Required task
State the number of lines below in which the word "upload" appears. Nothing else belongs in the answer.

Dataset
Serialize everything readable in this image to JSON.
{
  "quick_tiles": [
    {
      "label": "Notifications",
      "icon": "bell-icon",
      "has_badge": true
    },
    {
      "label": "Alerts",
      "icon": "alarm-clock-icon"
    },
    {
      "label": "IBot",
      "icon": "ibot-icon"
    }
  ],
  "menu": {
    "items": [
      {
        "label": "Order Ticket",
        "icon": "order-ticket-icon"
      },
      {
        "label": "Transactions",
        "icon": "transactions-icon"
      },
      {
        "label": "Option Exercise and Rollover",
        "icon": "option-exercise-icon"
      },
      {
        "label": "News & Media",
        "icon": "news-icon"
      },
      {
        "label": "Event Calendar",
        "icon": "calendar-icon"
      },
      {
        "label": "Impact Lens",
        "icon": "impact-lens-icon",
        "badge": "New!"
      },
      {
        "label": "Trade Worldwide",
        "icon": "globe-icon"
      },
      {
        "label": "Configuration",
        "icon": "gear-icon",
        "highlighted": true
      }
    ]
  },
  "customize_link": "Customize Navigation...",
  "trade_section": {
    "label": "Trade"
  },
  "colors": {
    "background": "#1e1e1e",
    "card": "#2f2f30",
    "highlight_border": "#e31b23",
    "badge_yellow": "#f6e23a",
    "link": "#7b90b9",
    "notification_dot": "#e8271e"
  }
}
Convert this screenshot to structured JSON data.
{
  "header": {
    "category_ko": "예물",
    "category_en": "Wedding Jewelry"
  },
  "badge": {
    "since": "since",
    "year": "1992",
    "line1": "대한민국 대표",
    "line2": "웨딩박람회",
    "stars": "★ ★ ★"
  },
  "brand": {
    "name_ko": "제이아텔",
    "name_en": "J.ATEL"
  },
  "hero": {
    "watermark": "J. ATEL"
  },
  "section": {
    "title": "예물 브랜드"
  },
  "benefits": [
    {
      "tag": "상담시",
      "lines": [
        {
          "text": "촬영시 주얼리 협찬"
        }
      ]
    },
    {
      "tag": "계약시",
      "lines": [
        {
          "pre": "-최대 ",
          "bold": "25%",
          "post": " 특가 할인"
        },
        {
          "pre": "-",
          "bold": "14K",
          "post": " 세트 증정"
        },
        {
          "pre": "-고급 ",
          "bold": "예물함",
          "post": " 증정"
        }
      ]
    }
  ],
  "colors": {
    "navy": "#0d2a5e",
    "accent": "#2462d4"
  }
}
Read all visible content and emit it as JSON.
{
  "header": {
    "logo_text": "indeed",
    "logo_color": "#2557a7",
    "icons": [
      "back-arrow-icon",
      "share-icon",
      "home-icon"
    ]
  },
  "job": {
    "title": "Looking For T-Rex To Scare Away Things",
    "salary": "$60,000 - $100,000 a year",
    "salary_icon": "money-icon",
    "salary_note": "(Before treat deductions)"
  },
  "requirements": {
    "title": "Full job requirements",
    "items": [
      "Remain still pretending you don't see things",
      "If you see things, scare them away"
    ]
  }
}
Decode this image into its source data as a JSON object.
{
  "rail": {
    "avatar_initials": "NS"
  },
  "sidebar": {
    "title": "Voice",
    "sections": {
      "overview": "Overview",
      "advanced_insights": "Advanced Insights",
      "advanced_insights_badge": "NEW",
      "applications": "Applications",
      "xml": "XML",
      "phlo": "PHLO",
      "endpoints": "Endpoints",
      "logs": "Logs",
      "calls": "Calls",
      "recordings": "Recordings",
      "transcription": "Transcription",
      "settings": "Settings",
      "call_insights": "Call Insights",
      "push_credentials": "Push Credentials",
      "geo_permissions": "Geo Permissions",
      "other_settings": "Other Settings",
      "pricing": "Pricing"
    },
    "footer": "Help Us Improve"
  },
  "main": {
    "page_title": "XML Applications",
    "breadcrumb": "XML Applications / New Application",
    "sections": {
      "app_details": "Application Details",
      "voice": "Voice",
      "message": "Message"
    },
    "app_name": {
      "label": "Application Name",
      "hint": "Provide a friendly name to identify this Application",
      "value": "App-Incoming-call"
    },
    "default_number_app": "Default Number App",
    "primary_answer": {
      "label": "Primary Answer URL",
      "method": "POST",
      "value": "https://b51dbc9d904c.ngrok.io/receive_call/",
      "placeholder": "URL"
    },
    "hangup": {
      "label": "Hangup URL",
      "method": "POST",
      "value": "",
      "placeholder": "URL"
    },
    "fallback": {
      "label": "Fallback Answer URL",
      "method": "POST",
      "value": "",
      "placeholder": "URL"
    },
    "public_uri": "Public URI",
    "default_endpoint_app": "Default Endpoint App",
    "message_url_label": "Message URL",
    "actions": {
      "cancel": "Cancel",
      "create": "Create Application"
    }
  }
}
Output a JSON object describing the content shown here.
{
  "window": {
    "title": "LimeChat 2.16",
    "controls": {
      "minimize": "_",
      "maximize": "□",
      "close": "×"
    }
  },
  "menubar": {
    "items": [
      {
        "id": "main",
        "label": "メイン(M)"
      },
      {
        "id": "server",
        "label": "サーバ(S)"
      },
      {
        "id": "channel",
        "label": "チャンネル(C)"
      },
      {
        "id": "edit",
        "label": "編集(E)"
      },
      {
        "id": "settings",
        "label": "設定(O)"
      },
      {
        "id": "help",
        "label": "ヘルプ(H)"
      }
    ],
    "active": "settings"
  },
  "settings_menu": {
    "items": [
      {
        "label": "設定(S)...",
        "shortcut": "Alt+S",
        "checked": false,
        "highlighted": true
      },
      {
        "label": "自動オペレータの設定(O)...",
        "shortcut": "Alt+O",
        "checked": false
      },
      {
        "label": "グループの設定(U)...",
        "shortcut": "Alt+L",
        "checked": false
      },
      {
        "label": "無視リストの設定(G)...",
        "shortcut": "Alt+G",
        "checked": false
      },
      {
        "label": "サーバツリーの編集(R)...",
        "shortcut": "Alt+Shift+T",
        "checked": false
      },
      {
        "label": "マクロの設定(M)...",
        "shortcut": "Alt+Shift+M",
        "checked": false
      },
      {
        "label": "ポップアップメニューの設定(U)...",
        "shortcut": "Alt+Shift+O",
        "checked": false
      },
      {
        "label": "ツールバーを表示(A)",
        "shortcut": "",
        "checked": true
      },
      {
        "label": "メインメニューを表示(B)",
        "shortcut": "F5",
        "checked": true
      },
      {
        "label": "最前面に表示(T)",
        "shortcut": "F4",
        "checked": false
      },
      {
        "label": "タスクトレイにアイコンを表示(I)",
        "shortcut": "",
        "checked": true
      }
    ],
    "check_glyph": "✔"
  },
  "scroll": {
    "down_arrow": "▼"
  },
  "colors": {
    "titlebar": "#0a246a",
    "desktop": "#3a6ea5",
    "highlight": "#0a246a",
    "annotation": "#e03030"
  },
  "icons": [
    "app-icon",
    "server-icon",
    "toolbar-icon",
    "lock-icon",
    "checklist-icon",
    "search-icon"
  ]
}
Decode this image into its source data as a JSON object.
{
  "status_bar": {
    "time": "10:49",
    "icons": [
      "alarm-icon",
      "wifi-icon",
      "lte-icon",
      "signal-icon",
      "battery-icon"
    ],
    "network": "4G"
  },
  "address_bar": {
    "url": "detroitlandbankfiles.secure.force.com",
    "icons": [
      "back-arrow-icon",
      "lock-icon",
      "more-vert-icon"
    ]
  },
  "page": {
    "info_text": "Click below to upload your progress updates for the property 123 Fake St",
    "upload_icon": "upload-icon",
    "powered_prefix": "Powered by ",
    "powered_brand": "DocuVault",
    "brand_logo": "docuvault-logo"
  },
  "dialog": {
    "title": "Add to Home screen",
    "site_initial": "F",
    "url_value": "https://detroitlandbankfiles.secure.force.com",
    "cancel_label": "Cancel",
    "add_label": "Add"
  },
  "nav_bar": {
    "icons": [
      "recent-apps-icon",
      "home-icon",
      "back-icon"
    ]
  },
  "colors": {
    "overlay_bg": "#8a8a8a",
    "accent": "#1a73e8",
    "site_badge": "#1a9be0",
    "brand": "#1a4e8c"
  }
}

Task response
2